Supplied records:
— Begin —

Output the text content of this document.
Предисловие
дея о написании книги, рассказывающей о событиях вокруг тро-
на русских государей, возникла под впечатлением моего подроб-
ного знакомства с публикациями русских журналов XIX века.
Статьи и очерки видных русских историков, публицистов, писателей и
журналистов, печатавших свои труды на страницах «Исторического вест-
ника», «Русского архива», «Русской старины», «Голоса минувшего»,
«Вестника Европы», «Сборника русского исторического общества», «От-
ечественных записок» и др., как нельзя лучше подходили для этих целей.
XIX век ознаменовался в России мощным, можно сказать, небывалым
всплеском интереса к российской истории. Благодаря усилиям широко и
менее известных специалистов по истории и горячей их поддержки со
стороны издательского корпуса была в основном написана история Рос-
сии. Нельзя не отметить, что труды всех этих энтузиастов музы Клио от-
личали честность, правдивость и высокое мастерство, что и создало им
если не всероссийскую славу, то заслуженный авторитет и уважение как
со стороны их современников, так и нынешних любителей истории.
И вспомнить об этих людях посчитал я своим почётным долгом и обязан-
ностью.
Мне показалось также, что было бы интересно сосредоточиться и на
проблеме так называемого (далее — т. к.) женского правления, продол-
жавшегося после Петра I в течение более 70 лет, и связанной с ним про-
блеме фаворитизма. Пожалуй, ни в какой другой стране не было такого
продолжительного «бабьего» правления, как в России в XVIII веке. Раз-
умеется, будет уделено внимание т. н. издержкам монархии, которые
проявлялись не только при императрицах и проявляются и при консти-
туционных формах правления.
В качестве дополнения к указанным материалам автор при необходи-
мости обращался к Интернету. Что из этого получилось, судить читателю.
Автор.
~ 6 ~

— End —

Short task:
Reproduce the full set of records precisely.

Exercise result:
Output the text content of this document.
Предисловие
дея о написании книги, рассказывающей о событиях вокруг тро-
на русских государей, возникла под впечатлением моего подроб-
ного знакомства с публикациями русских журналов XIX века.
Статьи и очерки видных русских историков, публицистов, писателей и
журналистов, печатавших свои труды на страницах «Исторического вест-
ника», «Русского архива», «Русской старины», «Голоса минувшего»,
«Вестника Европы», «Сборника русского исторического общества», «От-
ечественных записок» и др., как нельзя лучше подходили для этих целей.
XIX век ознаменовался в России мощным, можно сказать, небывалым
всплеском интереса к российской истории. Благодаря усилиям широко и
менее известных специалистов по истории и горячей их поддержки со
стороны издательского корпуса была в основном написана история Рос-
сии. Нельзя не отметить, что труды всех этих энтузиастов музы Клио от-
личали честность, правдивость и высокое мастерство, что и создало им
если не всероссийскую славу, то заслуженный авторитет и уважение как
со стороны их современников, так и нынешних любителей истории.
И вспомнить об этих людях посчитал я своим почётным долгом и обязан-
ностью.
Мне показалось также, что было бы интересно сосредоточиться и на
проблеме так называемого (далее — т. к.) женского правления, продол-
жавшегося после Петра I в течение более 70 лет, и связанной с ним про-
блеме фаворитизма. Пожалуй, ни в какой другой стране не было такого
продолжительного «бабьего» правления, как в России в XVIII веке. Раз-
умеется, будет уделено внимание т. н. издержкам монархии, которые
проявлялись не только при императрицах и проявляются и при консти-
туционных формах правления.
В качестве дополнения к указанным материалам автор при необходи-
мости обращался к Интернету. Что из этого получилось, судить читателю.
Автор.
~ 6 ~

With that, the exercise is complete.